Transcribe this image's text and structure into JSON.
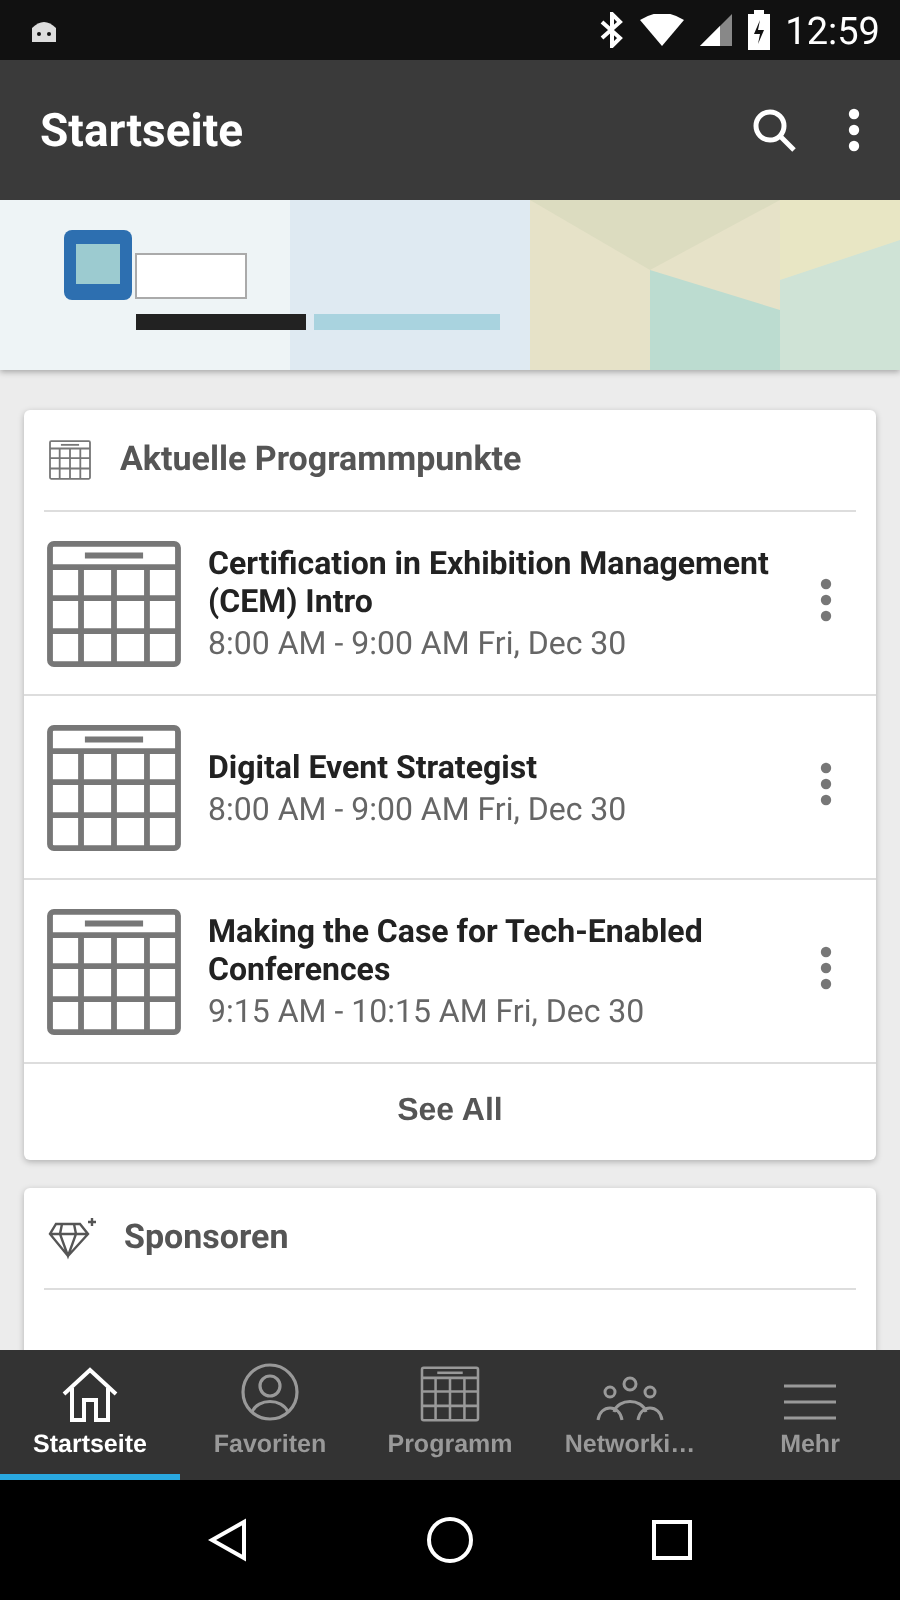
{
  "status_bar": {
    "time": "12:59"
  },
  "app_bar": {
    "title": "Startseite"
  },
  "program_card": {
    "title": "Aktuelle Programmpunkte",
    "sessions": [
      {
        "title": "Certification in Exhibition Management (CEM) Intro",
        "time": "8:00 AM - 9:00 AM Fri, Dec 30"
      },
      {
        "title": "Digital Event Strategist",
        "time": "8:00 AM - 9:00 AM Fri, Dec 30"
      },
      {
        "title": "Making the Case for Tech-Enabled Conferences",
        "time": "9:15 AM - 10:15 AM Fri, Dec 30"
      }
    ],
    "see_all": "See All"
  },
  "sponsors_card": {
    "title": "Sponsoren"
  },
  "bottom_nav": [
    {
      "label": "Startseite",
      "kind": "home",
      "selected": true
    },
    {
      "label": "Favoriten",
      "kind": "person",
      "selected": false
    },
    {
      "label": "Programm",
      "kind": "calendar",
      "selected": false
    },
    {
      "label": "Networki…",
      "kind": "people",
      "selected": false
    },
    {
      "label": "Mehr",
      "kind": "menu",
      "selected": false
    }
  ]
}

Written task
Write out the whole listing again, exactly, with no pictures.

Result for this task
Transcribe this image's text and structure into JSON.
{
  "status_bar": {
    "time": "12:59"
  },
  "app_bar": {
    "title": "Startseite"
  },
  "program_card": {
    "title": "Aktuelle Programmpunkte",
    "sessions": [
      {
        "title": "Certification in Exhibition Management (CEM) Intro",
        "time": "8:00 AM - 9:00 AM Fri, Dec 30"
      },
      {
        "title": "Digital Event Strategist",
        "time": "8:00 AM - 9:00 AM Fri, Dec 30"
      },
      {
        "title": "Making the Case for Tech-Enabled Conferences",
        "time": "9:15 AM - 10:15 AM Fri, Dec 30"
      }
    ],
    "see_all": "See All"
  },
  "sponsors_card": {
    "title": "Sponsoren"
  },
  "bottom_nav": [
    {
      "label": "Startseite",
      "kind": "home",
      "selected": true
    },
    {
      "label": "Favoriten",
      "kind": "person",
      "selected": false
    },
    {
      "label": "Programm",
      "kind": "calendar",
      "selected": false
    },
    {
      "label": "Networki…",
      "kind": "people",
      "selected": false
    },
    {
      "label": "Mehr",
      "kind": "menu",
      "selected": false
    }
  ]
}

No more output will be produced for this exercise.